What you have to do
Reproduce every entry in the listing without alteration.

Material shown

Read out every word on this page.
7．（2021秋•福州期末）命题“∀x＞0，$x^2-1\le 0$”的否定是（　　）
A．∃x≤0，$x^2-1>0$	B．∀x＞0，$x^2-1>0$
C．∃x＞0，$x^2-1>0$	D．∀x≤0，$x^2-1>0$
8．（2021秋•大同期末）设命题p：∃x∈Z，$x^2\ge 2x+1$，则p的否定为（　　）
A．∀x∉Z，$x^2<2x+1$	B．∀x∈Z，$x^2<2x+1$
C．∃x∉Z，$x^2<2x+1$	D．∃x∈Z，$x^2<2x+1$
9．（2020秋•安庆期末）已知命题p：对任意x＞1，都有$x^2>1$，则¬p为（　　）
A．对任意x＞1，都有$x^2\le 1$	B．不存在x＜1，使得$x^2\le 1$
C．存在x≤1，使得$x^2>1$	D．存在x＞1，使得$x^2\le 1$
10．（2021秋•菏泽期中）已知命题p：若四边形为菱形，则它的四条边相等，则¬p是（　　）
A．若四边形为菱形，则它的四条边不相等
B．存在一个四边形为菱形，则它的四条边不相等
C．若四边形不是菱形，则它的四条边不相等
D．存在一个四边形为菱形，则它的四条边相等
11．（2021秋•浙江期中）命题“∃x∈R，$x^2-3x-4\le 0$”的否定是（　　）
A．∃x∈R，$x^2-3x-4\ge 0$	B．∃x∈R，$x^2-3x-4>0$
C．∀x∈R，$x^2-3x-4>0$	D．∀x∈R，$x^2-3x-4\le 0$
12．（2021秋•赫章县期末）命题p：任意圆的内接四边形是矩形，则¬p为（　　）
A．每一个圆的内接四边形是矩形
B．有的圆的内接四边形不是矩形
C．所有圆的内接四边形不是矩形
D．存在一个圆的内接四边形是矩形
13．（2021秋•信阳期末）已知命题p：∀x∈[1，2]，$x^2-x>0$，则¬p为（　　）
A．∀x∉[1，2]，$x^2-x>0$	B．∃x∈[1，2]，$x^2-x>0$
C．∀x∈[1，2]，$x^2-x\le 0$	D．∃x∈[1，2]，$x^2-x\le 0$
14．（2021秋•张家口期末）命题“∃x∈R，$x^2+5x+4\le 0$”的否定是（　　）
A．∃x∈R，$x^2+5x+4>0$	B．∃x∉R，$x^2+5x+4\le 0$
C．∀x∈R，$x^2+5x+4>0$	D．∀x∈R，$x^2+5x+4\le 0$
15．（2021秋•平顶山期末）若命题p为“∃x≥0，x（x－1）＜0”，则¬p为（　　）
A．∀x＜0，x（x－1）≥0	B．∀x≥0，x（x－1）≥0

Solved exercise
Read out every word on this page.
7．（2021秋•福州期末）命题“∀x＞0，$x^2-1\le 0$”的否定是（　　）
A．∃x≤0，$x^2-1>0$	B．∀x＞0，$x^2-1>0$
C．∃x＞0，$x^2-1>0$	D．∀x≤0，$x^2-1>0$
8．（2021秋•大同期末）设命题p：∃x∈Z，$x^2\ge 2x+1$，则p的否定为（　　）
A．∀x∉Z，$x^2<2x+1$	B．∀x∈Z，$x^2<2x+1$
C．∃x∉Z，$x^2<2x+1$	D．∃x∈Z，$x^2<2x+1$
9．（2020秋•安庆期末）已知命题p：对任意x＞1，都有$x^2>1$，则¬p为（　　）
A．对任意x＞1，都有$x^2\le 1$	B．不存在x＜1，使得$x^2\le 1$
C．存在x≤1，使得$x^2>1$	D．存在x＞1，使得$x^2\le 1$
10．（2021秋•菏泽期中）已知命题p：若四边形为菱形，则它的四条边相等，则¬p是（　　）
A．若四边形为菱形，则它的四条边不相等
B．存在一个四边形为菱形，则它的四条边不相等
C．若四边形不是菱形，则它的四条边不相等
D．存在一个四边形为菱形，则它的四条边相等
11．（2021秋•浙江期中）命题“∃x∈R，$x^2-3x-4\le 0$”的否定是（　　）
A．∃x∈R，$x^2-3x-4\ge 0$	B．∃x∈R，$x^2-3x-4>0$
C．∀x∈R，$x^2-3x-4>0$	D．∀x∈R，$x^2-3x-4\le 0$
12．（2021秋•赫章县期末）命题p：任意圆的内接四边形是矩形，则¬p为（　　）
A．每一个圆的内接四边形是矩形
B．有的圆的内接四边形不是矩形
C．所有圆的内接四边形不是矩形
D．存在一个圆的内接四边形是矩形
13．（2021秋•信阳期末）已知命题p：∀x∈[1，2]，$x^2-x>0$，则¬p为（　　）
A．∀x∉[1，2]，$x^2-x>0$	B．∃x∈[1，2]，$x^2-x>0$
C．∀x∈[1，2]，$x^2-x\le 0$	D．∃x∈[1，2]，$x^2-x\le 0$
14．（2021秋•张家口期末）命题“∃x∈R，$x^2+5x+4\le 0$”的否定是（　　）
A．∃x∈R，$x^2+5x+4>0$	B．∃x∉R，$x^2+5x+4\le 0$
C．∀x∈R，$x^2+5x+4>0$	D．∀x∈R，$x^2+5x+4\le 0$
15．（2021秋•平顶山期末）若命题p为“∃x≥0，x（x－1）＜0”，则¬p为（　　）
A．∀x＜0，x（x－1）≥0	B．∀x≥0，x（x－1）≥0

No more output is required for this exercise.